(Layout dataset entries)
** Start **
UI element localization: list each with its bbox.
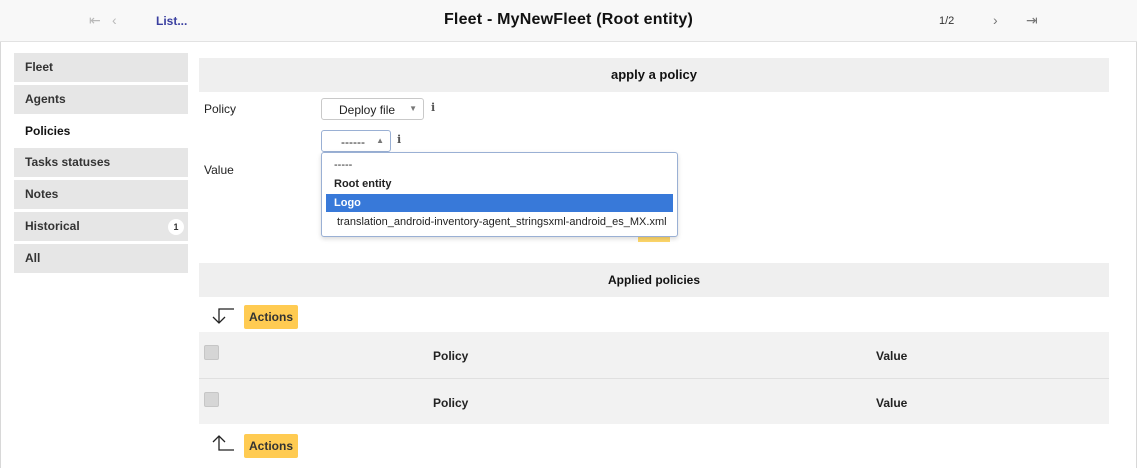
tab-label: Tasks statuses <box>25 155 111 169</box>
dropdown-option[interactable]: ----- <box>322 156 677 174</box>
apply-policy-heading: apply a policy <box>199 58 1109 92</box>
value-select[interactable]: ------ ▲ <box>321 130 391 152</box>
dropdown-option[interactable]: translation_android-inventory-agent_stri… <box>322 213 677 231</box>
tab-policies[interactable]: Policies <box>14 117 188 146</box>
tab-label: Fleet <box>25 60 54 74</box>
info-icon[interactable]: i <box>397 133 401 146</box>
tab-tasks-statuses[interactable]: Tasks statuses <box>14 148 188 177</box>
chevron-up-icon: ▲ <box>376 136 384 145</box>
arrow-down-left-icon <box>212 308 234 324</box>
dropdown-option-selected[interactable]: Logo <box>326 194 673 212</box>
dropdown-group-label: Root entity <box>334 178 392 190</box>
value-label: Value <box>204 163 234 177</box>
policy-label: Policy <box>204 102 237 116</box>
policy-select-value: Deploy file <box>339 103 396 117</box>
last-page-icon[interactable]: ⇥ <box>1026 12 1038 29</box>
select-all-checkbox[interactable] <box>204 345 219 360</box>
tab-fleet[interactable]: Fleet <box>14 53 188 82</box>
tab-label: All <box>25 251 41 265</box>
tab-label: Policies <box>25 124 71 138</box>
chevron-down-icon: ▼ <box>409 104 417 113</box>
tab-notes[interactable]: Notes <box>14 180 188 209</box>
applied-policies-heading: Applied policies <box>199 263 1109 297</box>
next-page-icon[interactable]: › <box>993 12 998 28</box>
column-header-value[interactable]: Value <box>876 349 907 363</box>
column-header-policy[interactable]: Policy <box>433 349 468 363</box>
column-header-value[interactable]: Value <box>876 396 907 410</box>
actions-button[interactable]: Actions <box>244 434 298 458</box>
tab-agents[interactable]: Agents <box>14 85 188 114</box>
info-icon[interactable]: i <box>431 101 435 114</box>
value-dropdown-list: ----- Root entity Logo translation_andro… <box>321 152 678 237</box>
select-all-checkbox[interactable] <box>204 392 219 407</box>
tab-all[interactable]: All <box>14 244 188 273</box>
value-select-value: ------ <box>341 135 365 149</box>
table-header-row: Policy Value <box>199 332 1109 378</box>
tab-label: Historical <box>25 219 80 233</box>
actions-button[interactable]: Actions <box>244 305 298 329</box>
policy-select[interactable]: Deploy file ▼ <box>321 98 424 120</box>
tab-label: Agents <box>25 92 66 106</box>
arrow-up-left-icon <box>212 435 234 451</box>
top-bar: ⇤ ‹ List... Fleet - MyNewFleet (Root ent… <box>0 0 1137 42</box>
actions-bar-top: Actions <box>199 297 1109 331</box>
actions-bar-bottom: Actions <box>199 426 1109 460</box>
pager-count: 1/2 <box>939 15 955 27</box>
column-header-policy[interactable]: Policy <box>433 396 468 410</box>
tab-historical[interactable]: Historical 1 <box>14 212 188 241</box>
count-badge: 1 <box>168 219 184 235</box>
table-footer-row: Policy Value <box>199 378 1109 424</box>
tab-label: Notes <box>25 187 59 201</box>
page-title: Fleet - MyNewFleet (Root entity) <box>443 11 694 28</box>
** End **
Requirement - Can you echo every line of the listing above word for word, leaving the pictures out?

Solution for this exercise -
UI element localization: list each with its bbox.
tab-label: Tasks statuses <box>25 155 111 169</box>
dropdown-option[interactable]: ----- <box>322 156 677 174</box>
apply-policy-heading: apply a policy <box>199 58 1109 92</box>
value-select[interactable]: ------ ▲ <box>321 130 391 152</box>
dropdown-option[interactable]: translation_android-inventory-agent_stri… <box>322 213 677 231</box>
tab-policies[interactable]: Policies <box>14 117 188 146</box>
tab-label: Fleet <box>25 60 54 74</box>
info-icon[interactable]: i <box>397 133 401 146</box>
tab-tasks-statuses[interactable]: Tasks statuses <box>14 148 188 177</box>
chevron-up-icon: ▲ <box>376 136 384 145</box>
arrow-down-left-icon <box>212 308 234 324</box>
dropdown-option-selected[interactable]: Logo <box>326 194 673 212</box>
dropdown-group-label: Root entity <box>334 178 392 190</box>
value-label: Value <box>204 163 234 177</box>
policy-label: Policy <box>204 102 237 116</box>
policy-select-value: Deploy file <box>339 103 396 117</box>
last-page-icon[interactable]: ⇥ <box>1026 12 1038 29</box>
select-all-checkbox[interactable] <box>204 345 219 360</box>
tab-fleet[interactable]: Fleet <box>14 53 188 82</box>
tab-label: All <box>25 251 41 265</box>
tab-label: Policies <box>25 124 71 138</box>
chevron-down-icon: ▼ <box>409 104 417 113</box>
tab-notes[interactable]: Notes <box>14 180 188 209</box>
applied-policies-heading: Applied policies <box>199 263 1109 297</box>
next-page-icon[interactable]: › <box>993 12 998 28</box>
column-header-value[interactable]: Value <box>876 349 907 363</box>
column-header-policy[interactable]: Policy <box>433 349 468 363</box>
column-header-value[interactable]: Value <box>876 396 907 410</box>
actions-button[interactable]: Actions <box>244 434 298 458</box>
tab-agents[interactable]: Agents <box>14 85 188 114</box>
info-icon[interactable]: i <box>431 101 435 114</box>
value-dropdown-list: ----- Root entity Logo translation_andro… <box>321 152 678 237</box>
select-all-checkbox[interactable] <box>204 392 219 407</box>
tab-all[interactable]: All <box>14 244 188 273</box>
value-select-value: ------ <box>341 135 365 149</box>
table-header-row: Policy Value <box>199 332 1109 378</box>
tab-label: Historical <box>25 219 80 233</box>
actions-button[interactable]: Actions <box>244 305 298 329</box>
policy-select[interactable]: Deploy file ▼ <box>321 98 424 120</box>
tab-label: Agents <box>25 92 66 106</box>
arrow-up-left-icon <box>212 435 234 451</box>
top-bar: ⇤ ‹ List... Fleet - MyNewFleet (Root ent… <box>0 0 1137 42</box>
actions-bar-top: Actions <box>199 297 1109 331</box>
actions-bar-bottom: Actions <box>199 426 1109 460</box>
pager-count: 1/2 <box>939 15 955 27</box>
column-header-policy[interactable]: Policy <box>433 396 468 410</box>
tab-historical[interactable]: Historical 1 <box>14 212 188 241</box>
count-badge: 1 <box>168 219 184 235</box>
table-footer-row: Policy Value <box>199 378 1109 424</box>
tab-label: Notes <box>25 187 59 201</box>
page-title: Fleet - MyNewFleet (Root entity) <box>443 11 694 28</box>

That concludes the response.